[Collected data entries]
------------------------------------------------------------------------

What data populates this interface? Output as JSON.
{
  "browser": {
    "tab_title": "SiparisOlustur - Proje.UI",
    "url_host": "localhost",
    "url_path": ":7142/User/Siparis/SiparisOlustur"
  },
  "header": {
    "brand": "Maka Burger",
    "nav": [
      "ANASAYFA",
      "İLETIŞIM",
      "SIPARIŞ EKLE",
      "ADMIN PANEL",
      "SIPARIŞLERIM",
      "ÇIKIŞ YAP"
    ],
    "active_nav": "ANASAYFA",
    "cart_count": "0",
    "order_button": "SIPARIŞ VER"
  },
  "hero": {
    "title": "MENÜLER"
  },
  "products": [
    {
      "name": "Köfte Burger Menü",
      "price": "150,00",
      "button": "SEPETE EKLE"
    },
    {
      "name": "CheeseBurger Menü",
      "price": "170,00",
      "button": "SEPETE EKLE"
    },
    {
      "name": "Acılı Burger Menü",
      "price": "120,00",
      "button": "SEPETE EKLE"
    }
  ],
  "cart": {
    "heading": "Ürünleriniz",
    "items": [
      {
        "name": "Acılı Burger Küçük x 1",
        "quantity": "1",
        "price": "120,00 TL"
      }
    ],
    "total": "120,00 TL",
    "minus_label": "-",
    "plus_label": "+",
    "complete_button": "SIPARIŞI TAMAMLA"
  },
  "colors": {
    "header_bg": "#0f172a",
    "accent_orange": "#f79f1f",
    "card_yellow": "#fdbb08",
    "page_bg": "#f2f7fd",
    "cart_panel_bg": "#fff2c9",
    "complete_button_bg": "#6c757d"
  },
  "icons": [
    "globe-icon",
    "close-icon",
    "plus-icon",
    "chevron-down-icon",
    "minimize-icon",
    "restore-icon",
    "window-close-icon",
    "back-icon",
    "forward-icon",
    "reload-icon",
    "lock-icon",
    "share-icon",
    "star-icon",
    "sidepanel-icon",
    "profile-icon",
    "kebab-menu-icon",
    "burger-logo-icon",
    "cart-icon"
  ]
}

------------------------------------------------------------------------

→ **Requirement**:
Report how many lines of the records above contain the word "SiparisOlustur", and give only that number.

→ **Reply**:
2